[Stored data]
════════════════
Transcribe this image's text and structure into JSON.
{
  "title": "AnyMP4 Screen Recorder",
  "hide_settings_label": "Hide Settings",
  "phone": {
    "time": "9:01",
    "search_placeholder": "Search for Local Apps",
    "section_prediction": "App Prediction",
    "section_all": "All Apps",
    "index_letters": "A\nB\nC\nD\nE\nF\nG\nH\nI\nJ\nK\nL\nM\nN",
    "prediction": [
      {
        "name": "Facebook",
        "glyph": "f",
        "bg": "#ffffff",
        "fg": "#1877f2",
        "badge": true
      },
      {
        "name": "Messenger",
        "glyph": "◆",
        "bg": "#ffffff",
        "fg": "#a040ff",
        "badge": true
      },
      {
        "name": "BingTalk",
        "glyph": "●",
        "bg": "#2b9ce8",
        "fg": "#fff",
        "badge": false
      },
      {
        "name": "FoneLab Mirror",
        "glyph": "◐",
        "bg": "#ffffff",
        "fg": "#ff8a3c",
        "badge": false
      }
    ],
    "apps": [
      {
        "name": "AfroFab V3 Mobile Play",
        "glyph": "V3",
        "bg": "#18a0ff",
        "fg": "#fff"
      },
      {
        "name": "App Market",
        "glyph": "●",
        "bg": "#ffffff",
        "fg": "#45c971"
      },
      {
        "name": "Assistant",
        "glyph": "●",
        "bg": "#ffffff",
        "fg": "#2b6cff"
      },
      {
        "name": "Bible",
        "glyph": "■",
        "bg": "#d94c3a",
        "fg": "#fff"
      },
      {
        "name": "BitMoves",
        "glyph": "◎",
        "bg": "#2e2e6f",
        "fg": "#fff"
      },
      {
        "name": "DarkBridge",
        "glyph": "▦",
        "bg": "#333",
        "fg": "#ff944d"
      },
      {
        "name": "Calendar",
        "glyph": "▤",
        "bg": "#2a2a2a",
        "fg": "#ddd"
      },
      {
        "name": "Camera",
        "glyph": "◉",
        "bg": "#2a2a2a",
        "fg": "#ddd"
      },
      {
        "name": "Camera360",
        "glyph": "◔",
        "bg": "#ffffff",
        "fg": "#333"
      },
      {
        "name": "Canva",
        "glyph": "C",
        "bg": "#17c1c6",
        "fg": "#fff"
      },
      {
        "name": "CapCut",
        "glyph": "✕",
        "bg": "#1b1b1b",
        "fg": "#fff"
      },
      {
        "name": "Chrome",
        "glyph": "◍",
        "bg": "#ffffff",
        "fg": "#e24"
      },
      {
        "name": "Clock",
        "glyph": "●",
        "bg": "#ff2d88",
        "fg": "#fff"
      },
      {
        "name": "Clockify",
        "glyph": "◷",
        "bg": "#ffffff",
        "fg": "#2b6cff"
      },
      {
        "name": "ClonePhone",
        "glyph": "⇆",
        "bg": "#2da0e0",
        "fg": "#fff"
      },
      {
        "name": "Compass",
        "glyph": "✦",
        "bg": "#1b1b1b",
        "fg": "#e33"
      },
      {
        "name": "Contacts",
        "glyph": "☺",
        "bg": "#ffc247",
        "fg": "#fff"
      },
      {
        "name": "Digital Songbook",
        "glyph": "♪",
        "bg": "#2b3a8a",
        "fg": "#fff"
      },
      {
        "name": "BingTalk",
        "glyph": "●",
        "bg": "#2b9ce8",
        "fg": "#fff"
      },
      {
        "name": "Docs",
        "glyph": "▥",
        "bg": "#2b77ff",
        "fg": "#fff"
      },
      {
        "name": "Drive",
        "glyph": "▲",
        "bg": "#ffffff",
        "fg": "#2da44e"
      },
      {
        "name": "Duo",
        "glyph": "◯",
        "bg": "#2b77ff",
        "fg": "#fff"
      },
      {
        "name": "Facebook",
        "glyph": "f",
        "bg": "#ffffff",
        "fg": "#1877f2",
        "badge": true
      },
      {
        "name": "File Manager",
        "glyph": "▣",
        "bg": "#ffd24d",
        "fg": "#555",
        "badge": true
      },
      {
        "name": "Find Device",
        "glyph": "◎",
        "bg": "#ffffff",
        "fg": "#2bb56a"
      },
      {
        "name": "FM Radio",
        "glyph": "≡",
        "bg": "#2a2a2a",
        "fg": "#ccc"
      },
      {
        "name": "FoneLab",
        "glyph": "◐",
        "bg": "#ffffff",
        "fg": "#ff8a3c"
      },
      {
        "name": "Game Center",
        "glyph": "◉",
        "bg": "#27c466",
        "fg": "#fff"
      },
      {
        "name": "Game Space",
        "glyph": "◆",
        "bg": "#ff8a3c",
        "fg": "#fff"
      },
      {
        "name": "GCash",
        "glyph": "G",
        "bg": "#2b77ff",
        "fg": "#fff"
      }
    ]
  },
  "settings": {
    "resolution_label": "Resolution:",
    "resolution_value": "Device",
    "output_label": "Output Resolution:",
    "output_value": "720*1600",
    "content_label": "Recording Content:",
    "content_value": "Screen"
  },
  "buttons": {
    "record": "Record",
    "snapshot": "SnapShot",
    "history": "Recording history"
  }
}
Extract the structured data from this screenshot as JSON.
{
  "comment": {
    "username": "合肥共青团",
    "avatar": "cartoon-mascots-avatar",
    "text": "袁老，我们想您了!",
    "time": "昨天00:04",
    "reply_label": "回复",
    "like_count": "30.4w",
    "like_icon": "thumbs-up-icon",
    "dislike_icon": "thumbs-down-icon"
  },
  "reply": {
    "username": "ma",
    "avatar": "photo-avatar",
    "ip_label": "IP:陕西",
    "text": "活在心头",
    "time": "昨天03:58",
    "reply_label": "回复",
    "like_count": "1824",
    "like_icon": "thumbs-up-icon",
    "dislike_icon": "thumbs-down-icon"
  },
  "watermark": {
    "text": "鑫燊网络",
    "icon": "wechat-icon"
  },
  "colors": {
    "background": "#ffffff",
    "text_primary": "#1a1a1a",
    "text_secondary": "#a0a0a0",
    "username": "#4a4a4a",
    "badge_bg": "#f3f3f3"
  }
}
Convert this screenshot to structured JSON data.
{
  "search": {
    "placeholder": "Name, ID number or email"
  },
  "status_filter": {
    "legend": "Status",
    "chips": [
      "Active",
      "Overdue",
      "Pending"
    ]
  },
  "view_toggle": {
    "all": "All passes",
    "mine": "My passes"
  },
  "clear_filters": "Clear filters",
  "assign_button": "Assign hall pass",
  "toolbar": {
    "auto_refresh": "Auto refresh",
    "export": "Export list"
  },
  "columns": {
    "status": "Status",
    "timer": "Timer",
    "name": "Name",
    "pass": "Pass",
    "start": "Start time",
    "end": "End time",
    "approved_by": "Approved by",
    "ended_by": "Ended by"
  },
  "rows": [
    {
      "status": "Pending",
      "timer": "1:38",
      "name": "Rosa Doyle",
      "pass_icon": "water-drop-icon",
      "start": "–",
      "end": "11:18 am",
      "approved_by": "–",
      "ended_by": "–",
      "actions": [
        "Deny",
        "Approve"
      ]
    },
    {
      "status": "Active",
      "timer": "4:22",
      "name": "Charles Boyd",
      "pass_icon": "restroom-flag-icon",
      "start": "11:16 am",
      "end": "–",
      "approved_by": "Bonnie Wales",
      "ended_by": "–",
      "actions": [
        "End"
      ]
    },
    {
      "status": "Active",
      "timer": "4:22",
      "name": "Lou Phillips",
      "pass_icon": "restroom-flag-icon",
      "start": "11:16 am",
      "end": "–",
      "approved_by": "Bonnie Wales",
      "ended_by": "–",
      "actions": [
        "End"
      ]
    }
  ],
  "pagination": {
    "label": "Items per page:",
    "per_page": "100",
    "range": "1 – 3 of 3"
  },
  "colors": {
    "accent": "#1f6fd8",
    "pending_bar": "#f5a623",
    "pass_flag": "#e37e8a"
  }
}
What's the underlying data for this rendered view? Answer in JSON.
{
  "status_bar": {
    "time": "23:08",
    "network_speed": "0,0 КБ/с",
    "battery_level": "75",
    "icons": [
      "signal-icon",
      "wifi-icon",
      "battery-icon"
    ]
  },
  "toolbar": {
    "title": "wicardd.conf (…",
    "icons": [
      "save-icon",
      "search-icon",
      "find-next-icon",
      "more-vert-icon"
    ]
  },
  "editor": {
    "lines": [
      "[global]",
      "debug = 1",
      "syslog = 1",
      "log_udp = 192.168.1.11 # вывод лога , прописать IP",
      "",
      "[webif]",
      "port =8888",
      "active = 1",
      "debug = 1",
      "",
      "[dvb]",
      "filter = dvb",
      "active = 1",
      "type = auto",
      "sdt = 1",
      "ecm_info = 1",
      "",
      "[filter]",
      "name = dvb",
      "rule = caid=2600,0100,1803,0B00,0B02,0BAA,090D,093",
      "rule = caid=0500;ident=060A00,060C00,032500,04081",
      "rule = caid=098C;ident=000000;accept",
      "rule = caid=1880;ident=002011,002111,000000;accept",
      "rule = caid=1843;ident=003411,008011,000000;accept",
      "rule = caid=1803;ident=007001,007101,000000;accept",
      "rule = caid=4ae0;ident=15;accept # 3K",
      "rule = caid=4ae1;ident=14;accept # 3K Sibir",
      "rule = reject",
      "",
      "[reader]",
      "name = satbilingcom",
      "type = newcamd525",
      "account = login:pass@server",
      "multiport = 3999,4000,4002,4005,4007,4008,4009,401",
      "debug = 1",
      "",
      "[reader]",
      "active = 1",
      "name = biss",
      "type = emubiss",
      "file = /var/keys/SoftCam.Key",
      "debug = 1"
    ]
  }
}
════════════════
What is asked => Please quote nothing but the lines from the line with "What's the underlying" through the end of the data above, exactly as written, ends included.

Correct result =>
What's the underlying data for this rendered view? Answer in JSON.
{
  "status_bar": {
    "time": "23:08",
    "network_speed": "0,0 КБ/с",
    "battery_level": "75",
    "icons": [
      "signal-icon",
      "wifi-icon",
      "battery-icon"
    ]
  },
  "toolbar": {
    "title": "wicardd.conf (…",
    "icons": [
      "save-icon",
      "search-icon",
      "find-next-icon",
      "more-vert-icon"
    ]
  },
  "editor": {
    "lines": [
      "[global]",
      "debug = 1",
      "syslog = 1",
      "log_udp = 192.168.1.11 # вывод лога , прописать IP",
      "",
      "[webif]",
      "port =8888",
      "active = 1",
      "debug = 1",
      "",
      "[dvb]",
      "filter = dvb",
      "active = 1",
      "type = auto",
      "sdt = 1",
      "ecm_info = 1",
      "",
      "[filter]",
      "name = dvb",
      "rule = caid=2600,0100,1803,0B00,0B02,0BAA,090D,093",
      "rule = caid=0500;ident=060A00,060C00,032500,04081",
      "rule = caid=098C;ident=000000;accept",
      "rule = caid=1880;ident=002011,002111,000000;accept",
      "rule = caid=1843;ident=003411,008011,000000;accept",
      "rule = caid=1803;ident=007001,007101,000000;accept",
      "rule = caid=4ae0;ident=15;accept # 3K",
      "rule = caid=4ae1;ident=14;accept # 3K Sibir",
      "rule = reject",
      "",
      "[reader]",
      "name = satbilingcom",
      "type = newcamd525",
      "account = login:pass@server",
      "multiport = 3999,4000,4002,4005,4007,4008,4009,401",
      "debug = 1",
      "",
      "[reader]",
      "active = 1",
      "name = biss",
      "type = emubiss",
      "file = /var/keys/SoftCam.Key",
      "debug = 1"
    ]
  }
}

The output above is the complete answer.